[START OF Data in this exercise]

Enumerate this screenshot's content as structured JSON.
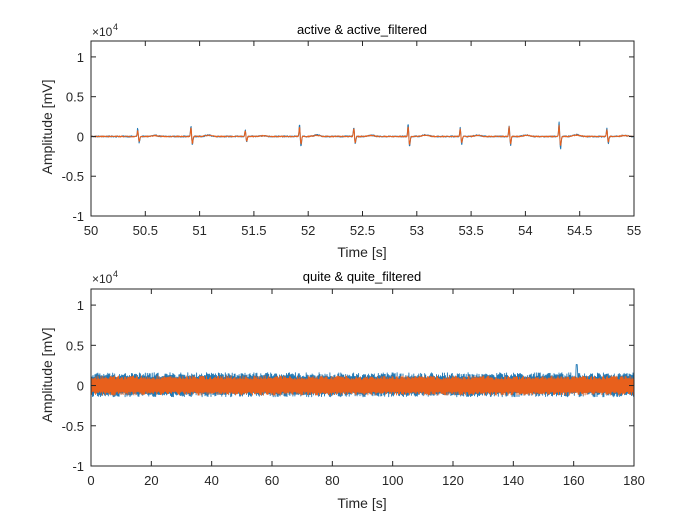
{
  "colors": {
    "series1": "#1f77b4",
    "series2": "#e8601c",
    "axis": "#262626",
    "background": "#ffffff"
  },
  "chart_data": [
    {
      "type": "line",
      "title": "active & active_filtered",
      "xlabel": "Time [s]",
      "ylabel": "Amplitude [mV]",
      "exponent_label": "×10",
      "exponent_power": "4",
      "xlim": [
        50,
        55
      ],
      "ylim": [
        -1,
        1.2
      ],
      "xticks": [
        50,
        50.5,
        51,
        51.5,
        52,
        52.5,
        53,
        53.5,
        54,
        54.5,
        55
      ],
      "xtick_labels": [
        "50",
        "50.5",
        "51",
        "51.5",
        "52",
        "52.5",
        "53",
        "53.5",
        "54",
        "54.5",
        "55"
      ],
      "yticks": [
        -1,
        -0.5,
        0,
        0.5,
        1
      ],
      "ytick_labels": [
        "-1",
        "-0.5",
        "0",
        "0.5",
        "1"
      ],
      "grid": false,
      "series": [
        {
          "name": "active",
          "signal": "ecg",
          "beat_times": [
            50.43,
            50.92,
            51.42,
            51.92,
            52.42,
            52.92,
            53.4,
            53.85,
            54.31,
            54.75
          ],
          "peak_amplitudes": [
            0.1,
            0.13,
            0.08,
            0.15,
            0.12,
            0.16,
            0.12,
            0.14,
            0.19,
            0.11
          ],
          "noise": 0.008
        },
        {
          "name": "active_filtered",
          "signal": "ecg",
          "beat_times": [
            50.43,
            50.92,
            51.42,
            51.92,
            52.42,
            52.92,
            53.4,
            53.85,
            54.31,
            54.75
          ],
          "peak_amplitudes": [
            0.08,
            0.11,
            0.07,
            0.12,
            0.1,
            0.13,
            0.1,
            0.12,
            0.15,
            0.09
          ],
          "noise": 0.006
        }
      ]
    },
    {
      "type": "line",
      "title": "quite & quite_filtered",
      "xlabel": "Time [s]",
      "ylabel": "Amplitude [mV]",
      "exponent_label": "×10",
      "exponent_power": "4",
      "xlim": [
        0,
        180
      ],
      "ylim": [
        -1,
        1.2
      ],
      "xticks": [
        0,
        20,
        40,
        60,
        80,
        100,
        120,
        140,
        160,
        180
      ],
      "xtick_labels": [
        "0",
        "20",
        "40",
        "60",
        "80",
        "100",
        "120",
        "140",
        "160",
        "180"
      ],
      "yticks": [
        -1,
        -0.5,
        0,
        0.5,
        1
      ],
      "ytick_labels": [
        "-1",
        "-0.5",
        "0",
        "0.5",
        "1"
      ],
      "grid": false,
      "series": [
        {
          "name": "quite",
          "signal": "dense",
          "upper": 0.16,
          "lower": -0.14,
          "spike": {
            "x": 161,
            "value": 0.26
          }
        },
        {
          "name": "quite_filtered",
          "signal": "dense",
          "upper": 0.12,
          "lower": -0.12
        }
      ]
    }
  ]
}
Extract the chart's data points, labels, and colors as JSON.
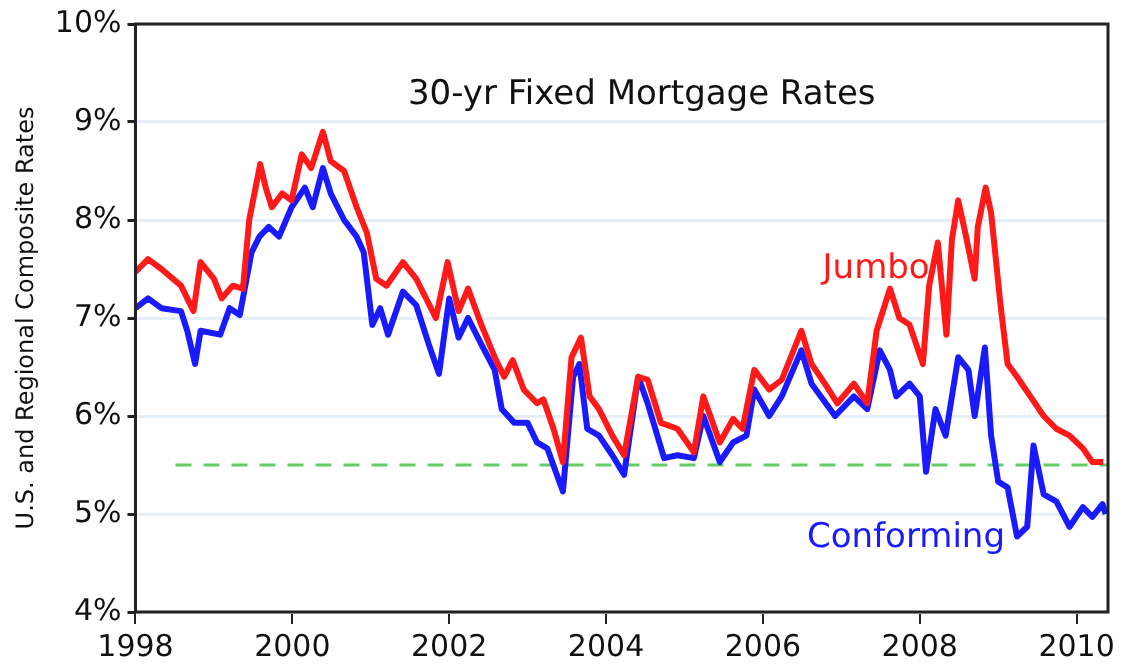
{
  "chart_data": {
    "type": "line",
    "title": "30-yr Fixed Mortgage Rates",
    "ylabel": "U.S. and Regional Composite Rates",
    "xlim": [
      1998,
      2010.4
    ],
    "xticks": [
      1998,
      2000,
      2002,
      2004,
      2006,
      2008,
      2010
    ],
    "ylim": [
      4,
      10
    ],
    "yticks": [
      {
        "value": 4,
        "label": "4%"
      },
      {
        "value": 5,
        "label": "5%"
      },
      {
        "value": 6,
        "label": "6%"
      },
      {
        "value": 7,
        "label": "7%"
      },
      {
        "value": 8,
        "label": "8%"
      },
      {
        "value": 9,
        "label": "9%"
      },
      {
        "value": 10,
        "label": "10%"
      }
    ],
    "grid": "y",
    "legend": false,
    "marker": "none",
    "line_style": "solid",
    "ref_lines": [
      {
        "axis": "y",
        "value": 5.5,
        "color": "#66cc66",
        "line_style": "dashed"
      }
    ],
    "series": [
      {
        "name": "Jumbo",
        "color": "#ff1a1a",
        "x": [
          1998.0,
          1998.16,
          1998.33,
          1998.58,
          1998.74,
          1998.83,
          1999.0,
          1999.1,
          1999.24,
          1999.37,
          1999.45,
          1999.59,
          1999.66,
          1999.74,
          1999.87,
          1999.99,
          2000.12,
          2000.24,
          2000.39,
          2000.49,
          2000.66,
          2000.82,
          2000.95,
          2001.07,
          2001.2,
          2001.41,
          2001.58,
          2001.83,
          2001.98,
          2002.12,
          2002.24,
          2002.41,
          2002.58,
          2002.7,
          2002.81,
          2002.95,
          2003.12,
          2003.2,
          2003.33,
          2003.45,
          2003.56,
          2003.68,
          2003.79,
          2003.91,
          2004.08,
          2004.23,
          2004.41,
          2004.53,
          2004.7,
          2004.91,
          2005.12,
          2005.24,
          2005.45,
          2005.62,
          2005.74,
          2005.89,
          2006.08,
          2006.24,
          2006.49,
          2006.62,
          2006.79,
          2006.95,
          2007.16,
          2007.33,
          2007.45,
          2007.62,
          2007.74,
          2007.87,
          2008.04,
          2008.12,
          2008.23,
          2008.34,
          2008.41,
          2008.49,
          2008.58,
          2008.7,
          2008.74,
          2008.84,
          2008.91,
          2009.03,
          2009.12,
          2009.24,
          2009.41,
          2009.58,
          2009.74,
          2009.91,
          2010.08,
          2010.2,
          2010.34
        ],
        "values": [
          7.47,
          7.6,
          7.5,
          7.33,
          7.07,
          7.57,
          7.4,
          7.2,
          7.33,
          7.3,
          8.0,
          8.57,
          8.33,
          8.13,
          8.27,
          8.2,
          8.67,
          8.53,
          8.9,
          8.6,
          8.5,
          8.13,
          7.87,
          7.4,
          7.33,
          7.57,
          7.4,
          7.0,
          7.57,
          7.07,
          7.3,
          6.93,
          6.6,
          6.4,
          6.57,
          6.27,
          6.13,
          6.17,
          5.87,
          5.53,
          6.6,
          6.8,
          6.2,
          6.07,
          5.8,
          5.6,
          6.4,
          6.37,
          5.93,
          5.87,
          5.63,
          6.2,
          5.73,
          5.97,
          5.87,
          6.47,
          6.27,
          6.37,
          6.87,
          6.53,
          6.33,
          6.13,
          6.33,
          6.13,
          6.87,
          7.3,
          7.0,
          6.93,
          6.53,
          7.33,
          7.77,
          6.83,
          7.8,
          8.2,
          7.87,
          7.4,
          7.93,
          8.33,
          8.07,
          7.13,
          6.53,
          6.4,
          6.2,
          6.0,
          5.87,
          5.8,
          5.67,
          5.53,
          5.53
        ]
      },
      {
        "name": "Conforming",
        "color": "#1a1aff",
        "x": [
          1998.0,
          1998.16,
          1998.33,
          1998.58,
          1998.66,
          1998.76,
          1998.83,
          1999.08,
          1999.2,
          1999.33,
          1999.48,
          1999.58,
          1999.7,
          1999.83,
          1999.99,
          2000.16,
          2000.26,
          2000.39,
          2000.49,
          2000.66,
          2000.82,
          2000.91,
          2001.02,
          2001.12,
          2001.22,
          2001.41,
          2001.58,
          2001.74,
          2001.87,
          2002.0,
          2002.12,
          2002.24,
          2002.41,
          2002.58,
          2002.67,
          2002.83,
          2003.0,
          2003.12,
          2003.25,
          2003.45,
          2003.58,
          2003.66,
          2003.76,
          2003.91,
          2004.08,
          2004.23,
          2004.41,
          2004.53,
          2004.74,
          2004.91,
          2005.12,
          2005.24,
          2005.45,
          2005.62,
          2005.79,
          2005.89,
          2006.08,
          2006.24,
          2006.49,
          2006.62,
          2006.92,
          2007.16,
          2007.33,
          2007.49,
          2007.62,
          2007.7,
          2007.87,
          2008.0,
          2008.08,
          2008.2,
          2008.33,
          2008.49,
          2008.62,
          2008.7,
          2008.83,
          2008.91,
          2009.0,
          2009.12,
          2009.24,
          2009.37,
          2009.45,
          2009.58,
          2009.74,
          2009.91,
          2010.08,
          2010.2,
          2010.33,
          2010.37
        ],
        "values": [
          7.1,
          7.2,
          7.1,
          7.07,
          6.87,
          6.53,
          6.87,
          6.83,
          7.1,
          7.03,
          7.67,
          7.83,
          7.93,
          7.83,
          8.13,
          8.33,
          8.13,
          8.53,
          8.27,
          8.0,
          7.83,
          7.67,
          6.93,
          7.1,
          6.83,
          7.27,
          7.13,
          6.73,
          6.43,
          7.2,
          6.8,
          7.0,
          6.73,
          6.47,
          6.07,
          5.93,
          5.93,
          5.73,
          5.67,
          5.23,
          6.4,
          6.53,
          5.87,
          5.8,
          5.6,
          5.4,
          6.4,
          6.13,
          5.57,
          5.6,
          5.57,
          6.0,
          5.53,
          5.73,
          5.8,
          6.27,
          6.0,
          6.2,
          6.67,
          6.33,
          6.0,
          6.2,
          6.07,
          6.67,
          6.47,
          6.2,
          6.33,
          6.2,
          5.43,
          6.07,
          5.8,
          6.6,
          6.47,
          6.0,
          6.7,
          5.8,
          5.33,
          5.27,
          4.77,
          4.87,
          5.7,
          5.2,
          5.13,
          4.87,
          5.07,
          4.97,
          5.1,
          5.0
        ]
      }
    ]
  }
}
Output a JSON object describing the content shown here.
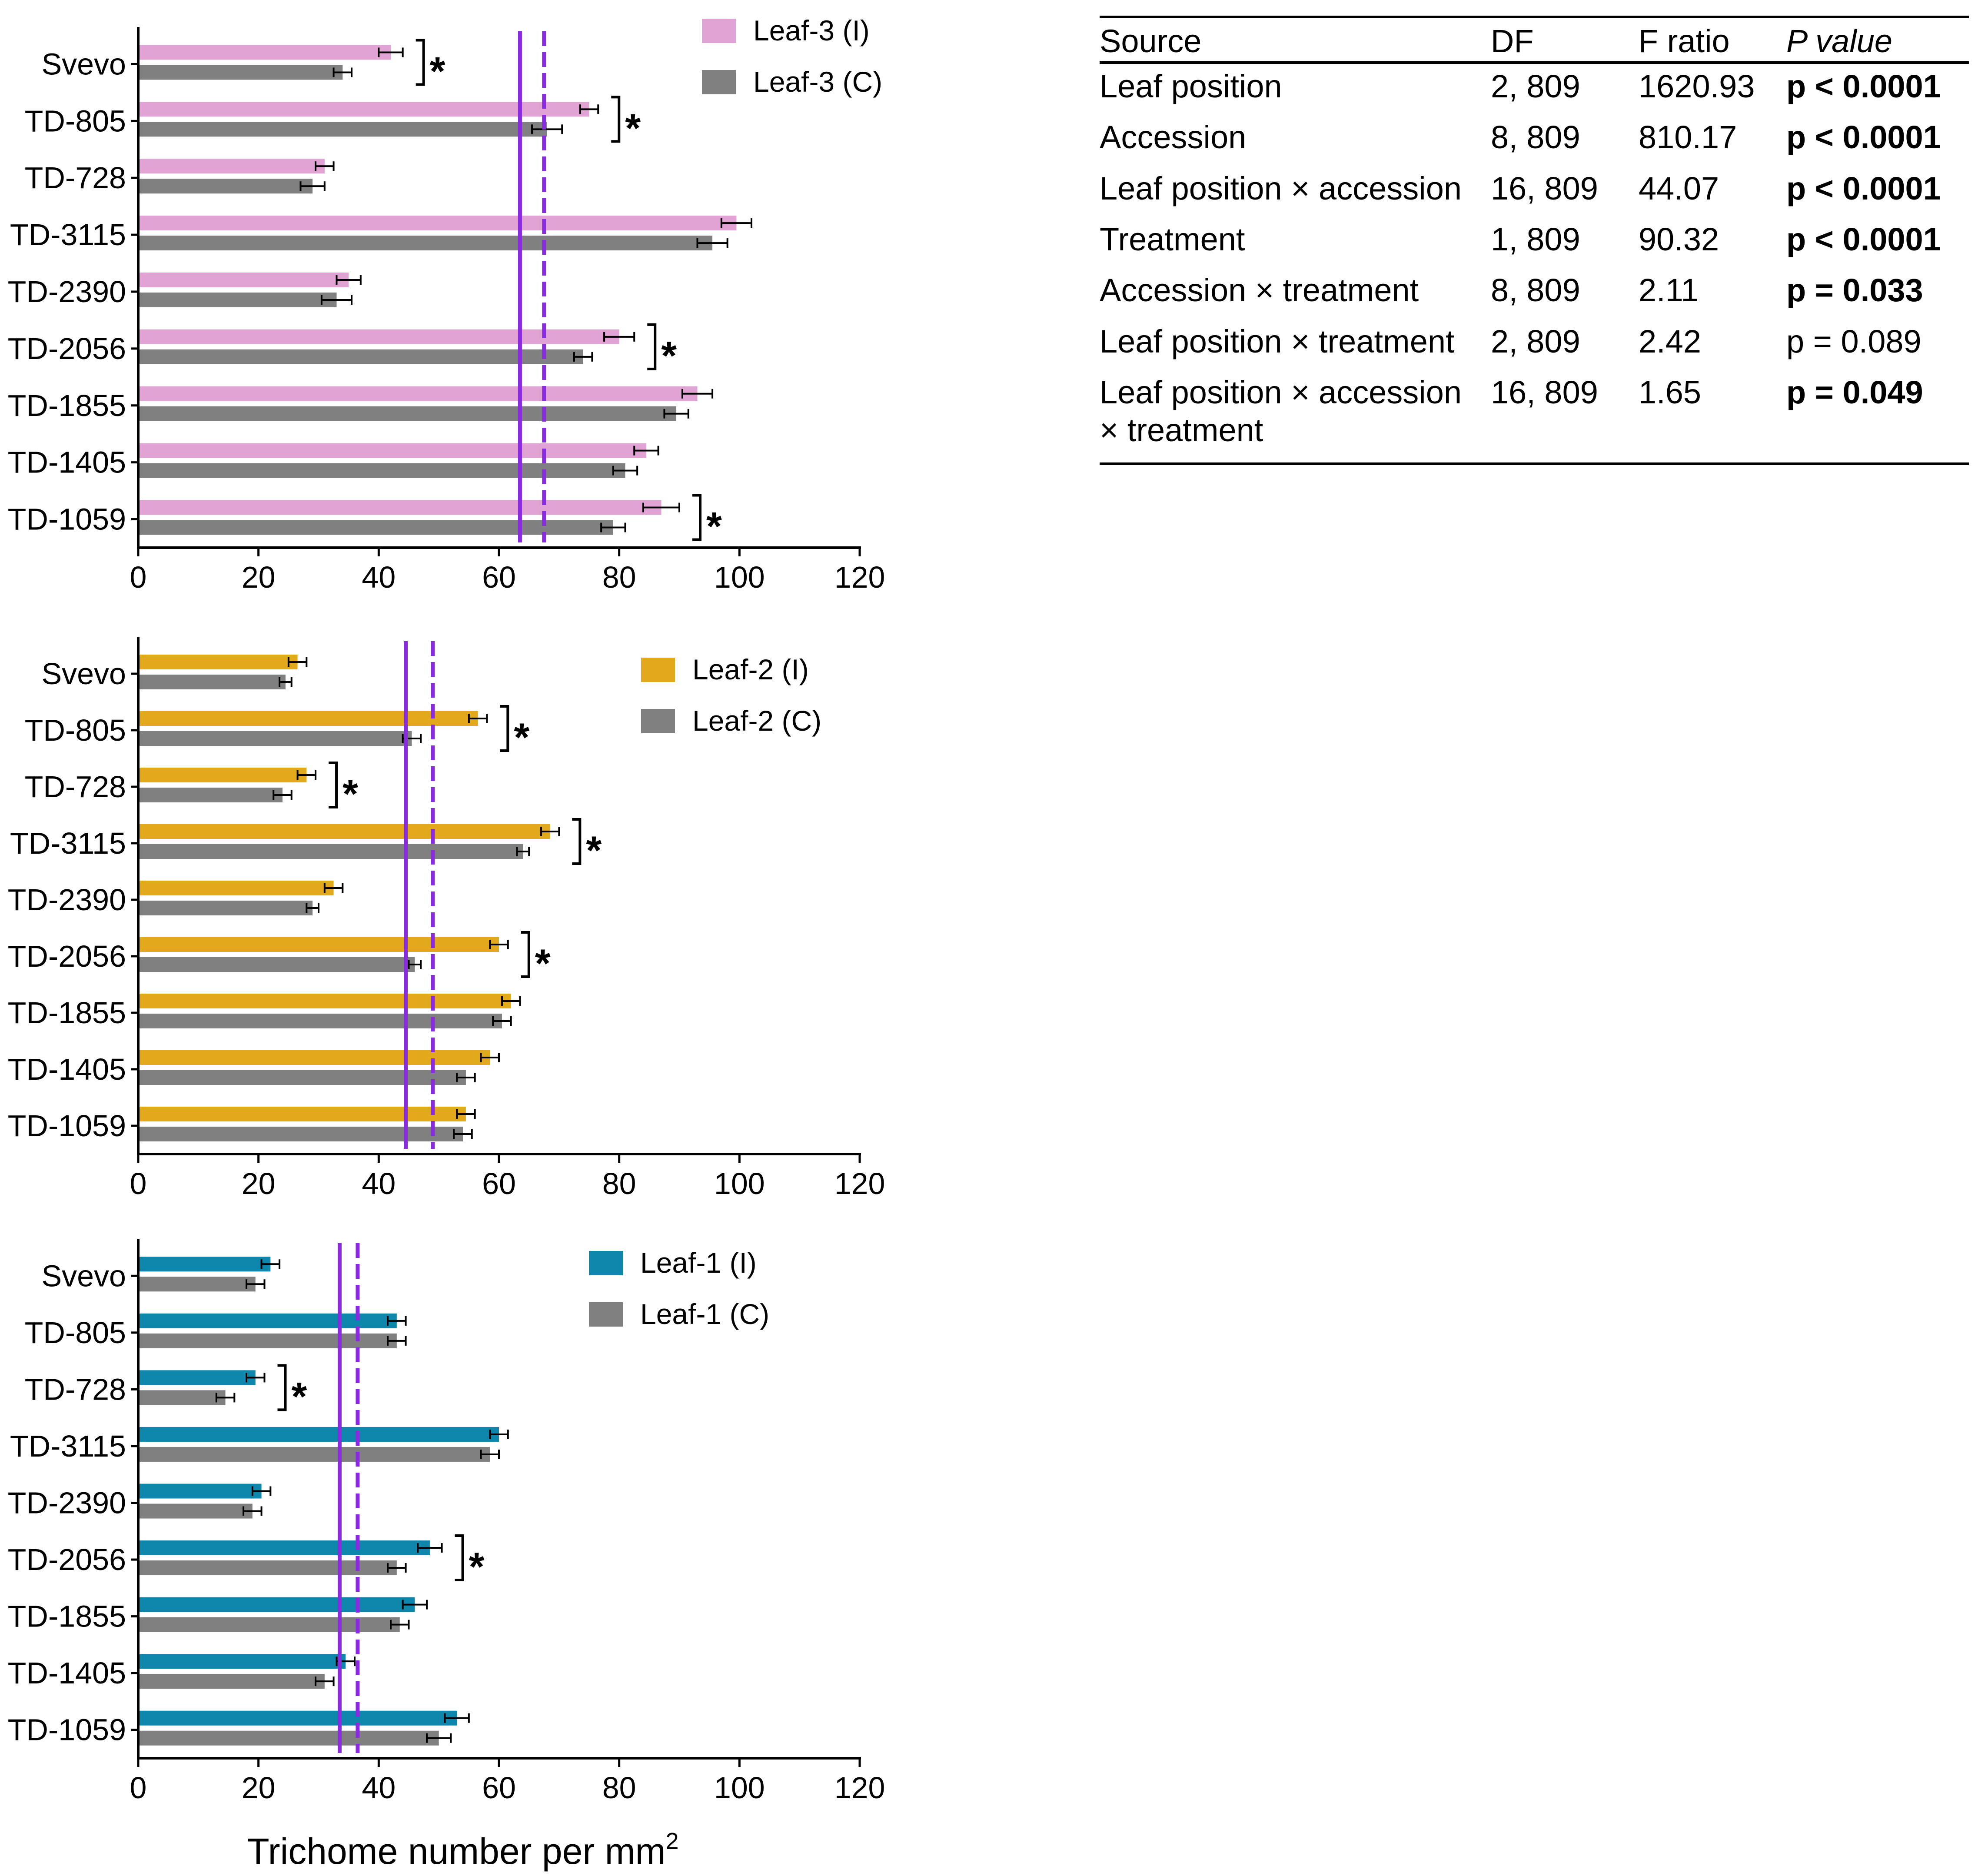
{
  "chart_data": [
    {
      "type": "bar",
      "orientation": "horizontal",
      "panel": "Leaf-3",
      "categories": [
        "Svevo",
        "TD-805",
        "TD-728",
        "TD-3115",
        "TD-2390",
        "TD-2056",
        "TD-1855",
        "TD-1405",
        "TD-1059"
      ],
      "series": [
        {
          "name": "Leaf-3 (I)",
          "color": "#e0a3d3",
          "values": [
            42,
            75,
            31,
            99.5,
            35,
            80,
            93,
            84.5,
            87
          ],
          "errors": [
            2,
            1.5,
            1.5,
            2.5,
            2,
            2.5,
            2.5,
            2,
            3
          ]
        },
        {
          "name": "Leaf-3 (C)",
          "color": "#808080",
          "values": [
            34,
            68,
            29,
            95.5,
            33,
            74,
            89.5,
            81,
            79
          ],
          "errors": [
            1.5,
            2.5,
            2,
            2.5,
            2.5,
            1.5,
            2,
            2,
            2
          ]
        }
      ],
      "significant": [
        true,
        true,
        false,
        false,
        false,
        true,
        false,
        false,
        true
      ],
      "significance_mark": "*",
      "mean_lines": [
        {
          "style": "solid",
          "value": 63.5,
          "color": "#8a2be2"
        },
        {
          "style": "dashed",
          "value": 67.5,
          "color": "#8a2be2"
        }
      ],
      "xlim": [
        0,
        120
      ],
      "xticks": [
        "0",
        "20",
        "40",
        "60",
        "80",
        "100",
        "120"
      ],
      "legend": {
        "position": "top-right"
      }
    },
    {
      "type": "bar",
      "orientation": "horizontal",
      "panel": "Leaf-2",
      "categories": [
        "Svevo",
        "TD-805",
        "TD-728",
        "TD-3115",
        "TD-2390",
        "TD-2056",
        "TD-1855",
        "TD-1405",
        "TD-1059"
      ],
      "series": [
        {
          "name": "Leaf-2 (I)",
          "color": "#e3a91c",
          "values": [
            26.5,
            56.5,
            28,
            68.5,
            32.5,
            60,
            62,
            58.5,
            54.5
          ],
          "errors": [
            1.5,
            1.5,
            1.5,
            1.5,
            1.5,
            1.5,
            1.5,
            1.5,
            1.5
          ]
        },
        {
          "name": "Leaf-2 (C)",
          "color": "#808080",
          "values": [
            24.5,
            45.5,
            24,
            64,
            29,
            46,
            60.5,
            54.5,
            54
          ],
          "errors": [
            1,
            1.5,
            1.5,
            1,
            1,
            1,
            1.5,
            1.5,
            1.5
          ]
        }
      ],
      "significant": [
        false,
        true,
        true,
        true,
        false,
        true,
        false,
        false,
        false
      ],
      "significance_mark": "*",
      "mean_lines": [
        {
          "style": "solid",
          "value": 44.5,
          "color": "#8a2be2"
        },
        {
          "style": "dashed",
          "value": 49,
          "color": "#8a2be2"
        }
      ],
      "xlim": [
        0,
        120
      ],
      "xticks": [
        "0",
        "20",
        "40",
        "60",
        "80",
        "100",
        "120"
      ],
      "legend": {
        "position": "top-right"
      }
    },
    {
      "type": "bar",
      "orientation": "horizontal",
      "panel": "Leaf-1",
      "categories": [
        "Svevo",
        "TD-805",
        "TD-728",
        "TD-3115",
        "TD-2390",
        "TD-2056",
        "TD-1855",
        "TD-1405",
        "TD-1059"
      ],
      "series": [
        {
          "name": "Leaf-1 (I)",
          "color": "#0f87ad",
          "values": [
            22,
            43,
            19.5,
            60,
            20.5,
            48.5,
            46,
            34.5,
            53
          ],
          "errors": [
            1.5,
            1.5,
            1.5,
            1.5,
            1.5,
            2,
            2,
            1.5,
            2
          ]
        },
        {
          "name": "Leaf-1 (C)",
          "color": "#808080",
          "values": [
            19.5,
            43,
            14.5,
            58.5,
            19,
            43,
            43.5,
            31,
            50
          ],
          "errors": [
            1.5,
            1.5,
            1.5,
            1.5,
            1.5,
            1.5,
            1.5,
            1.5,
            2
          ]
        }
      ],
      "significant": [
        false,
        false,
        true,
        false,
        false,
        true,
        false,
        false,
        false
      ],
      "significance_mark": "*",
      "mean_lines": [
        {
          "style": "solid",
          "value": 33.5,
          "color": "#8a2be2"
        },
        {
          "style": "dashed",
          "value": 36.5,
          "color": "#8a2be2"
        }
      ],
      "xlim": [
        0,
        120
      ],
      "xticks": [
        "0",
        "20",
        "40",
        "60",
        "80",
        "100",
        "120"
      ],
      "xlabel": "Trichome number per mm",
      "xlabel_superscript": "2",
      "legend": {
        "position": "top-right"
      }
    }
  ],
  "anova_table": {
    "headers": [
      "Source",
      "DF",
      "F ratio",
      "P value"
    ],
    "rows": [
      {
        "source": "Leaf position",
        "df": "2, 809",
        "f": "1620.93",
        "p": "p < 0.0001",
        "bold": true
      },
      {
        "source": "Accession",
        "df": "8, 809",
        "f": "810.17",
        "p": "p < 0.0001",
        "bold": true
      },
      {
        "source": "Leaf position × accession",
        "df": "16, 809",
        "f": "44.07",
        "p": "p < 0.0001",
        "bold": true
      },
      {
        "source": "Treatment",
        "df": "1, 809",
        "f": "90.32",
        "p": "p < 0.0001",
        "bold": true
      },
      {
        "source": "Accession × treatment",
        "df": "8, 809",
        "f": "2.11",
        "p": "p = 0.033",
        "bold": true
      },
      {
        "source": "Leaf position × treatment",
        "df": "2, 809",
        "f": "2.42",
        "p": "p = 0.089",
        "bold": false
      },
      {
        "source": "Leaf position × accession",
        "source_line2": "× treatment",
        "df": "16, 809",
        "f": "1.65",
        "p": "p = 0.049",
        "bold": true
      }
    ]
  }
}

[END OF Data in this exercise]

What you are asked to do:
Only the number is needed here: how many lines of the records contain "content"?

Answer to this exercise:
2